__ACTIVITY__. Your answer should consist of the complete listing, repeated verbatim.

__ENTRIES SUPPLIED__.

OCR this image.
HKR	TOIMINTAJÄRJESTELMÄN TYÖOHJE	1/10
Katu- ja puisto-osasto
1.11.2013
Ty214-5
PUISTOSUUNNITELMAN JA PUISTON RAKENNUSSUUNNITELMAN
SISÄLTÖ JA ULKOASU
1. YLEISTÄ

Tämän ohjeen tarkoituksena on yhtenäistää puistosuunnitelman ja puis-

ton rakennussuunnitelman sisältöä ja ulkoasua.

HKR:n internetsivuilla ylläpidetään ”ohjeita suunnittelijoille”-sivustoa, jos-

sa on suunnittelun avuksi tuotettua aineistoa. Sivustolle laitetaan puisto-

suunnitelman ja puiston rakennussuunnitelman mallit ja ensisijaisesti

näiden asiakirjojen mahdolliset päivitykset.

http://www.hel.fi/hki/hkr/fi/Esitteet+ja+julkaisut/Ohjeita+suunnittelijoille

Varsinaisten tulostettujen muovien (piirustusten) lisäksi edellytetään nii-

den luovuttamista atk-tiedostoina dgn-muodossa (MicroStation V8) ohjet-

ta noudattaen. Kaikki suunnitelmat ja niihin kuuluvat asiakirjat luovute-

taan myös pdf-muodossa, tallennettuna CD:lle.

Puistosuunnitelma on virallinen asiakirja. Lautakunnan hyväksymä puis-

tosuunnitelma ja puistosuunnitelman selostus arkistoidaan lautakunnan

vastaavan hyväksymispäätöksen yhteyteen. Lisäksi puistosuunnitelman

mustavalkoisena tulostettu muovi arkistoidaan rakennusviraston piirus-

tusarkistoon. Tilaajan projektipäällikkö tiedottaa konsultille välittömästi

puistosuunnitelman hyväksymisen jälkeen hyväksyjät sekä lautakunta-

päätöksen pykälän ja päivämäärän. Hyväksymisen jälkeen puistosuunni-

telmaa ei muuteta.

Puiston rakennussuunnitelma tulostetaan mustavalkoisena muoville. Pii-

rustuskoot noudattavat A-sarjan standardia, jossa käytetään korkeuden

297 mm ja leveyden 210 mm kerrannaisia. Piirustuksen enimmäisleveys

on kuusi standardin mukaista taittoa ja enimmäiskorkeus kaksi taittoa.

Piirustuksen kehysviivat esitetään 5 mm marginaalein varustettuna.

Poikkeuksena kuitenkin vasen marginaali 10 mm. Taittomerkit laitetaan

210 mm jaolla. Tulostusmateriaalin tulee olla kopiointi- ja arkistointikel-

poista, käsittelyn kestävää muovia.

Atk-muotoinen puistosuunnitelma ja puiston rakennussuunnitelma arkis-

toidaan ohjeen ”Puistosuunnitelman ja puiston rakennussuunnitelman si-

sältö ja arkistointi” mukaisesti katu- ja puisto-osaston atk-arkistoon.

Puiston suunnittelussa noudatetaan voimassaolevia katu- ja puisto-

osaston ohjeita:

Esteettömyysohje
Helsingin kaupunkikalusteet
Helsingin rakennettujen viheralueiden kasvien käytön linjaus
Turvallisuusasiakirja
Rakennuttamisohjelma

__YOUR RESPONSE__.
OCR this image.
HKR	TOIMINTAJÄRJESTELMÄN TYÖOHJE	1/10
Katu- ja puisto-osasto
1.11.2013
Ty214-5
PUISTOSUUNNITELMAN JA PUISTON RAKENNUSSUUNNITELMAN
SISÄLTÖ JA ULKOASU
1. YLEISTÄ

Tämän ohjeen tarkoituksena on yhtenäistää puistosuunnitelman ja puis-

ton rakennussuunnitelman sisältöä ja ulkoasua.

HKR:n internetsivuilla ylläpidetään ”ohjeita suunnittelijoille”-sivustoa, jos-

sa on suunnittelun avuksi tuotettua aineistoa. Sivustolle laitetaan puisto-

suunnitelman ja puiston rakennussuunnitelman mallit ja ensisijaisesti

näiden asiakirjojen mahdolliset päivitykset.

http://www.hel.fi/hki/hkr/fi/Esitteet+ja+julkaisut/Ohjeita+suunnittelijoille

Varsinaisten tulostettujen muovien (piirustusten) lisäksi edellytetään nii-

den luovuttamista atk-tiedostoina dgn-muodossa (MicroStation V8) ohjet-

ta noudattaen. Kaikki suunnitelmat ja niihin kuuluvat asiakirjat luovute-

taan myös pdf-muodossa, tallennettuna CD:lle.

Puistosuunnitelma on virallinen asiakirja. Lautakunnan hyväksymä puis-

tosuunnitelma ja puistosuunnitelman selostus arkistoidaan lautakunnan

vastaavan hyväksymispäätöksen yhteyteen. Lisäksi puistosuunnitelman

mustavalkoisena tulostettu muovi arkistoidaan rakennusviraston piirus-

tusarkistoon. Tilaajan projektipäällikkö tiedottaa konsultille välittömästi

puistosuunnitelman hyväksymisen jälkeen hyväksyjät sekä lautakunta-

päätöksen pykälän ja päivämäärän. Hyväksymisen jälkeen puistosuunni-

telmaa ei muuteta.

Puiston rakennussuunnitelma tulostetaan mustavalkoisena muoville. Pii-

rustuskoot noudattavat A-sarjan standardia, jossa käytetään korkeuden

297 mm ja leveyden 210 mm kerrannaisia. Piirustuksen enimmäisleveys

on kuusi standardin mukaista taittoa ja enimmäiskorkeus kaksi taittoa.

Piirustuksen kehysviivat esitetään 5 mm marginaalein varustettuna.

Poikkeuksena kuitenkin vasen marginaali 10 mm. Taittomerkit laitetaan

210 mm jaolla. Tulostusmateriaalin tulee olla kopiointi- ja arkistointikel-

poista, käsittelyn kestävää muovia.

Atk-muotoinen puistosuunnitelma ja puiston rakennussuunnitelma arkis-

toidaan ohjeen ”Puistosuunnitelman ja puiston rakennussuunnitelman si-

sältö ja arkistointi” mukaisesti katu- ja puisto-osaston atk-arkistoon.

Puiston suunnittelussa noudatetaan voimassaolevia katu- ja puisto-

osaston ohjeita:

Esteettömyysohje
Helsingin kaupunkikalusteet
Helsingin rakennettujen viheralueiden kasvien käytön linjaus
Turvallisuusasiakirja
Rakennuttamisohjelma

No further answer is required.